• Exercise task: List each line of the data in which the string "งานในสนามสอบ" appears.

------

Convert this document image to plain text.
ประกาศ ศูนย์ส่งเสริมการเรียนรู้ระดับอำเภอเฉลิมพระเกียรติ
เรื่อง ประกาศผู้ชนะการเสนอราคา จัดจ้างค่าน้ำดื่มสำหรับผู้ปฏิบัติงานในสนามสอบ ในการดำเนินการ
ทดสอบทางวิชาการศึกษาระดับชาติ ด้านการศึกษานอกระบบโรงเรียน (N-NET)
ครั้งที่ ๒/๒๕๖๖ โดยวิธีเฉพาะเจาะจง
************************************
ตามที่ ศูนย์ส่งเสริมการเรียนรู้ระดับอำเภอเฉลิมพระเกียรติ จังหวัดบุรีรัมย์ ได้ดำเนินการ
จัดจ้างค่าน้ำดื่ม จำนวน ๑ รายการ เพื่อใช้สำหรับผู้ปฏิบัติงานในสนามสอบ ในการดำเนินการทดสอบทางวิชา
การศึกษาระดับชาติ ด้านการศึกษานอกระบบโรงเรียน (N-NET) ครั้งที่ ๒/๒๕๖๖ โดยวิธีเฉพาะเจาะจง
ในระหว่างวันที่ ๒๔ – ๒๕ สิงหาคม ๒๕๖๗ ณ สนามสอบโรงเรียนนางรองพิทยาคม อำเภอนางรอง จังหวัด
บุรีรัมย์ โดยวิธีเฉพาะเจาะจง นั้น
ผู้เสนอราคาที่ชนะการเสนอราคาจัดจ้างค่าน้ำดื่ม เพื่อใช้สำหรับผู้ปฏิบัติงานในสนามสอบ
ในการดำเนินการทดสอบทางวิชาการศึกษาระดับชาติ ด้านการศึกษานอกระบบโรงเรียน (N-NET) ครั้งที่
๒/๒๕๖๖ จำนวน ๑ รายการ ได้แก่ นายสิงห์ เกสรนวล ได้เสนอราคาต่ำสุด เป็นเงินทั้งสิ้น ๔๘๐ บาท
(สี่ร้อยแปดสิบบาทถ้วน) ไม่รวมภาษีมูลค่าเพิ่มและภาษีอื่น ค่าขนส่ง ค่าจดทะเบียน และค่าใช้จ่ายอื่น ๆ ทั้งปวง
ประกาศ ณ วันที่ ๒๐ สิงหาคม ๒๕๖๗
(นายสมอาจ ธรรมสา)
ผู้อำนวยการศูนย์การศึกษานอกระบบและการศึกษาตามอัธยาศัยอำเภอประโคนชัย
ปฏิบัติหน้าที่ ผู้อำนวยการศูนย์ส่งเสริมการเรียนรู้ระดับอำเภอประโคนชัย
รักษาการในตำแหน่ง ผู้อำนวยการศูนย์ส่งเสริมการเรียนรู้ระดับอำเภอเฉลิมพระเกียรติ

------

• Response to the exercise:
เรื่อง ประกาศผู้ชนะการเสนอราคา จัดจ้างค่าน้ำดื่มสำหรับผู้ปฏิบัติงานในสนามสอบ ในการดำเนินการ
จัดจ้างค่าน้ำดื่ม จำนวน ๑ รายการ เพื่อใช้สำหรับผู้ปฏิบัติงานในสนามสอบ ในการดำเนินการทดสอบทางวิชา
ผู้เสนอราคาที่ชนะการเสนอราคาจัดจ้างค่าน้ำดื่ม เพื่อใช้สำหรับผู้ปฏิบัติงานในสนามสอบ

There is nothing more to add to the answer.